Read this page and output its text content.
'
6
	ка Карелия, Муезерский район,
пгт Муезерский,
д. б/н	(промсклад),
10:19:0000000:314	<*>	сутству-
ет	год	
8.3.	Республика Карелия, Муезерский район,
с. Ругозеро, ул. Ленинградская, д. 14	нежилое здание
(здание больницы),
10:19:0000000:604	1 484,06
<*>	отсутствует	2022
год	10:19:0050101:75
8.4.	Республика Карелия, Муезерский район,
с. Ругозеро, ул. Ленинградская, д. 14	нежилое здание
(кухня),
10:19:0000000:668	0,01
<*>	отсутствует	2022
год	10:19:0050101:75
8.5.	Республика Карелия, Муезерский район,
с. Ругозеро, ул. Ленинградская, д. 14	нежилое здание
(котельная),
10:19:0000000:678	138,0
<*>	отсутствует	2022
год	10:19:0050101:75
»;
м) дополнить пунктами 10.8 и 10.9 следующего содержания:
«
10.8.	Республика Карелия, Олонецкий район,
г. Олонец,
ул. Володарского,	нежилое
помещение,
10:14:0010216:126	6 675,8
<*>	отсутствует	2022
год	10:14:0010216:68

◇ ◇ ◇ ◇ ◇ ◇ ◇

**Goal of the exercise:**
Extract the complete set of records unchanged.

**Task solution:**
Read this page and output its text content.
'
6
	ка Карелия, Муезерский район,
пгт Муезерский,
д. б/н	(промсклад),
10:19:0000000:314	<*>	сутству-
ет	год	
8.3.	Республика Карелия, Муезерский район,
с. Ругозеро, ул. Ленинградская, д. 14	нежилое здание
(здание больницы),
10:19:0000000:604	1 484,06
<*>	отсутствует	2022
год	10:19:0050101:75
8.4.	Республика Карелия, Муезерский район,
с. Ругозеро, ул. Ленинградская, д. 14	нежилое здание
(кухня),
10:19:0000000:668	0,01
<*>	отсутствует	2022
год	10:19:0050101:75
8.5.	Республика Карелия, Муезерский район,
с. Ругозеро, ул. Ленинградская, д. 14	нежилое здание
(котельная),
10:19:0000000:678	138,0
<*>	отсутствует	2022
год	10:19:0050101:75
»;
м) дополнить пунктами 10.8 и 10.9 следующего содержания:
«
10.8.	Республика Карелия, Олонецкий район,
г. Олонец,
ул. Володарского,	нежилое
помещение,
10:14:0010216:126	6 675,8
<*>	отсутствует	2022
год	10:14:0010216:68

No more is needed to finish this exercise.